● **Direction**
Give only one thing: the number of lines that include the word "forces".

>> begin Extracted records

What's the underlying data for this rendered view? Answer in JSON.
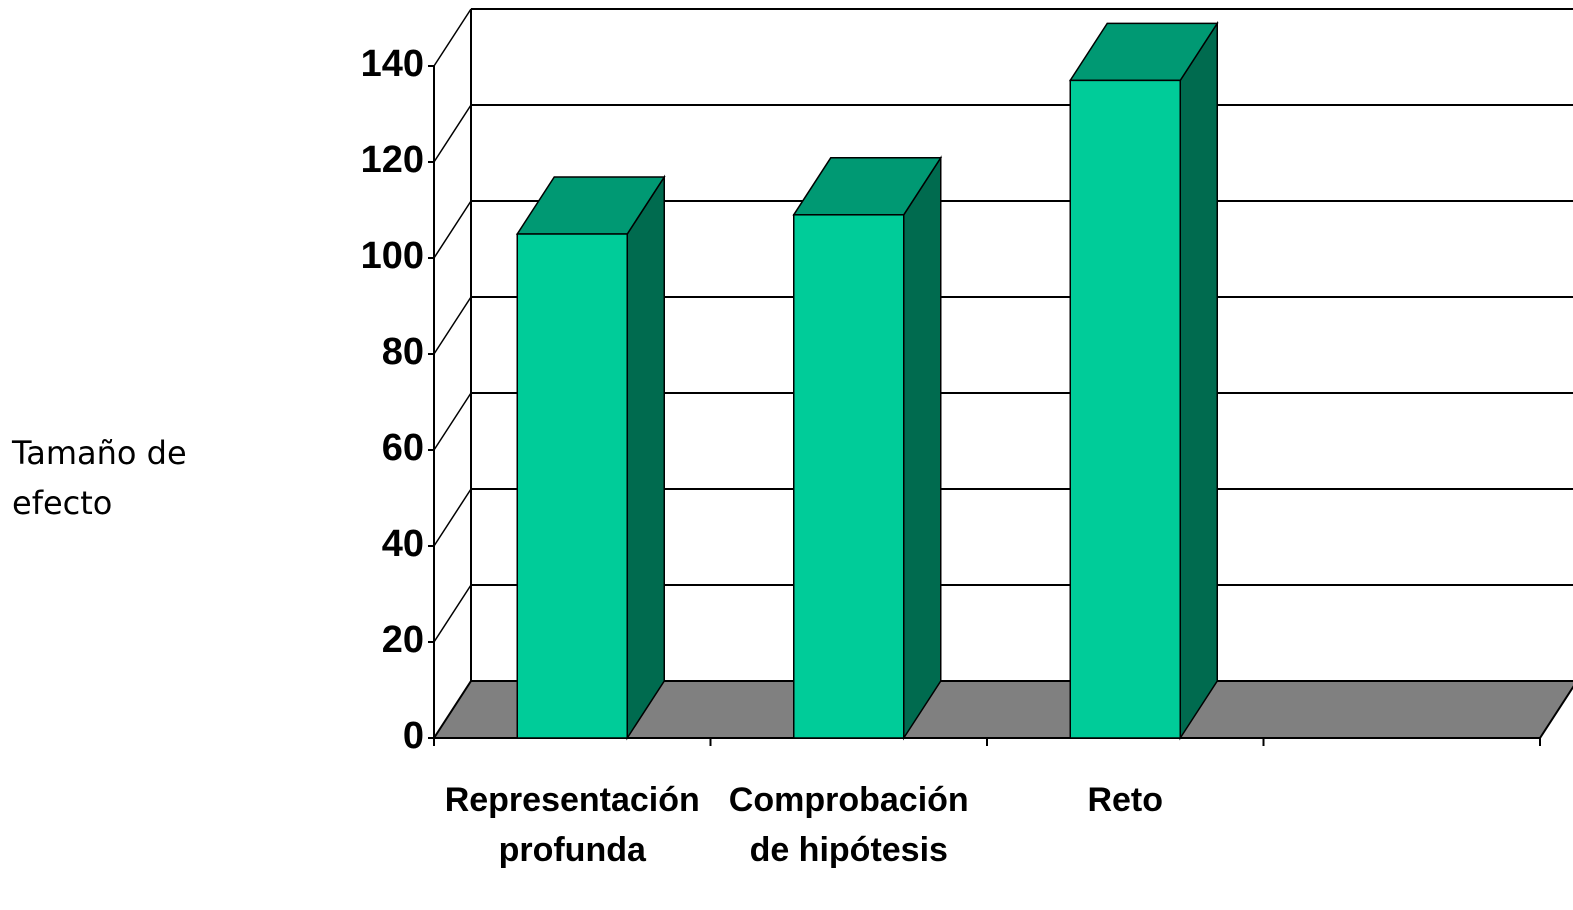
{
  "chart_data": {
    "type": "bar3d",
    "y_label": "Tamaño de efecto",
    "categories": [
      "Representación profunda",
      "Comprobación de hipótesis",
      "Reto",
      null
    ],
    "values": [
      105,
      109,
      137,
      null
    ],
    "color": "#00cc99",
    "top_color": "#009973",
    "side_color": "#006b4f",
    "floor_color": "#808080",
    "ylim": [
      0,
      140
    ],
    "yticks": [
      0,
      20,
      40,
      60,
      80,
      100,
      120,
      140
    ],
    "grid": true
  }
}
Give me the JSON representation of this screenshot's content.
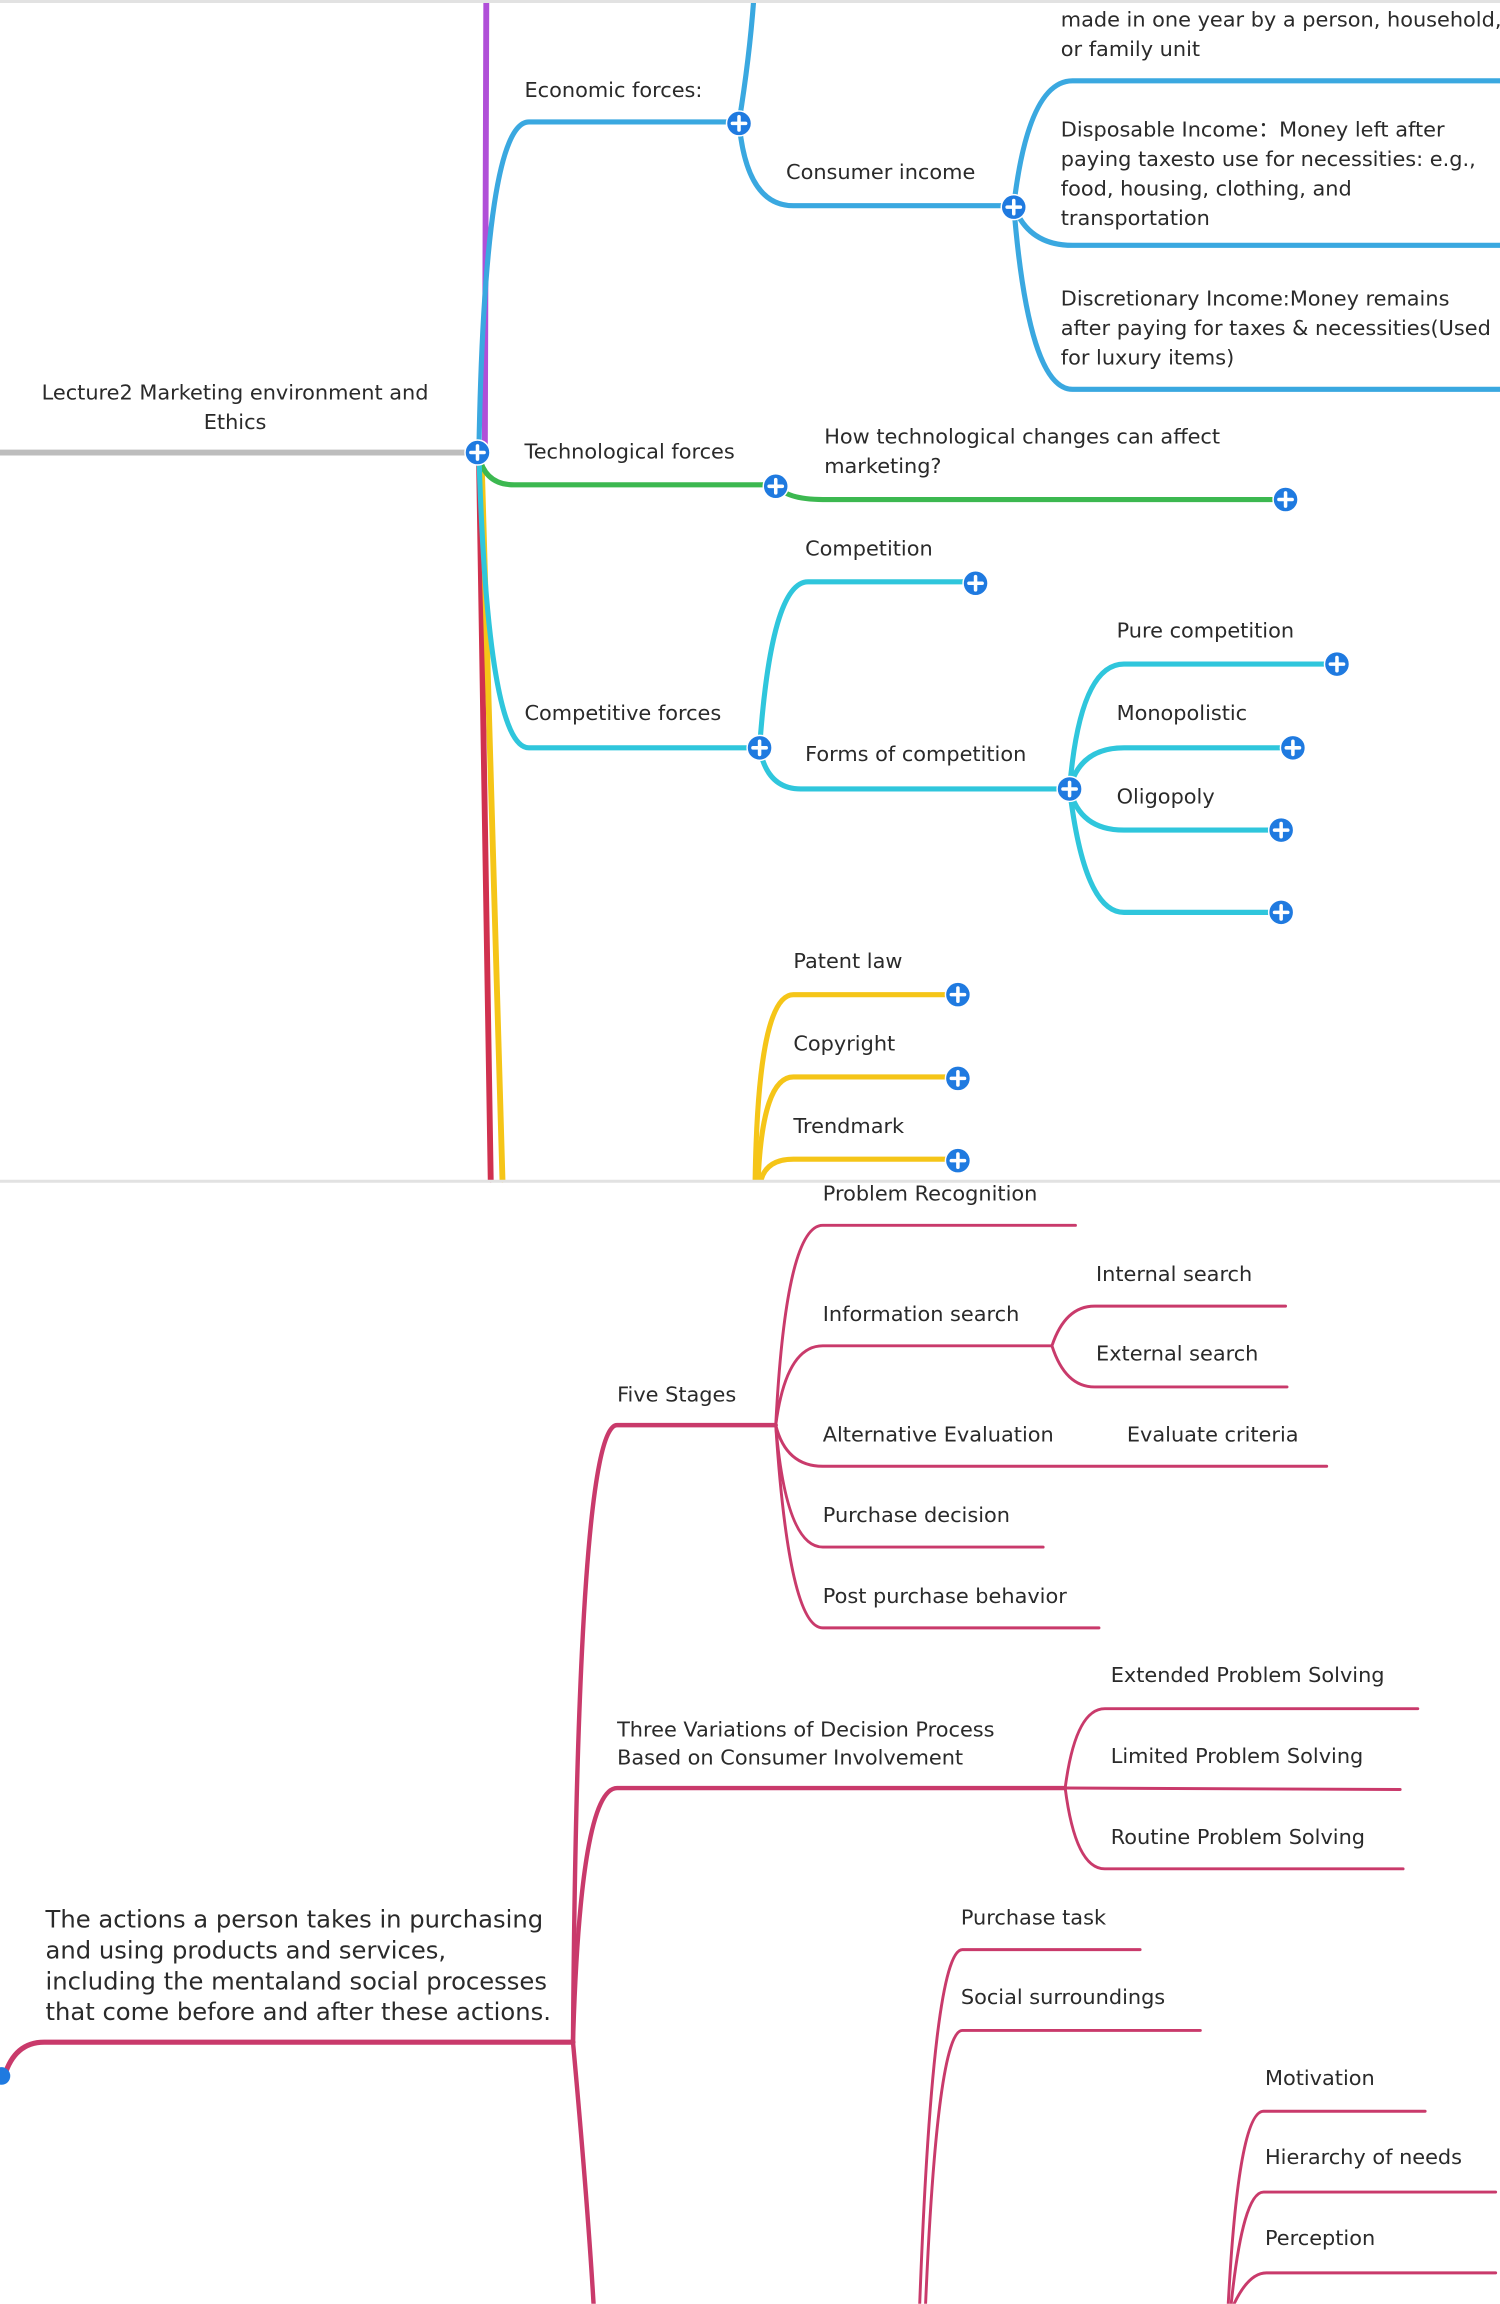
{
  "top_map": {
    "root": "Lecture2 Marketing environment and Ethics",
    "economic": {
      "label": "Economic forces:",
      "consumer_income": "Consumer income",
      "gross_income_tail": "made in one year by a person, household, or family unit",
      "disposable": "Disposable Income：Money left after paying taxesto use for necessities: e.g., food, housing, clothing, and transportation",
      "discretionary": "Discretionary Income:Money remains after paying for taxes & necessities(Used for luxury items)"
    },
    "technological": {
      "label": "Technological forces",
      "question": "How technological changes can affect marketing?"
    },
    "competitive": {
      "label": "Competitive forces",
      "competition": "Competition",
      "forms": "Forms of competition",
      "forms_items": [
        "Pure competition",
        "Monopolistic",
        "Oligopoly",
        ""
      ]
    },
    "regulatory_items": [
      "Patent law",
      "Copyright",
      "Trendmark"
    ],
    "colors": {
      "economic": "#3aa8e0",
      "technological": "#3cb850",
      "competitive": "#2fc6dc",
      "regulatory": "#f5c518",
      "root_line": "#bdbdbd",
      "node": "#1f7ae0"
    }
  },
  "bottom_map": {
    "definition": "The actions a person takes in purchasing and using products and services, including the mentaland social processes that come before and after these actions.",
    "five_stages": {
      "label": "Five Stages",
      "items": [
        "Problem Recognition",
        "Information search",
        "Alternative Evaluation",
        "Purchase decision",
        "Post purchase behavior"
      ],
      "information_search_children": [
        "Internal search",
        "External search"
      ],
      "alternative_evaluation_child": "Evaluate criteria"
    },
    "variations": {
      "label_line1": "Three Variations of Decision Process",
      "label_line2": "Based on Consumer Involvement",
      "items": [
        "Extended Problem Solving",
        "Limited Problem Solving",
        "Routine Problem Solving"
      ]
    },
    "situational": [
      "Purchase task",
      "Social surroundings"
    ],
    "psychological": [
      "Motivation",
      "Hierarchy of needs",
      "Perception"
    ],
    "colors": {
      "branch": "#c93a6b"
    }
  }
}
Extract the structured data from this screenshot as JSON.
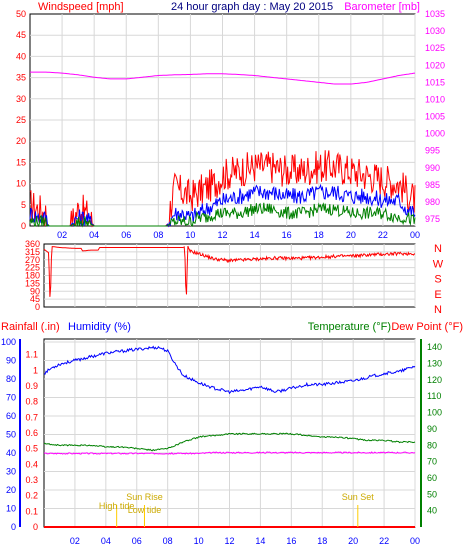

>> end Extracted records

● **Reply**
3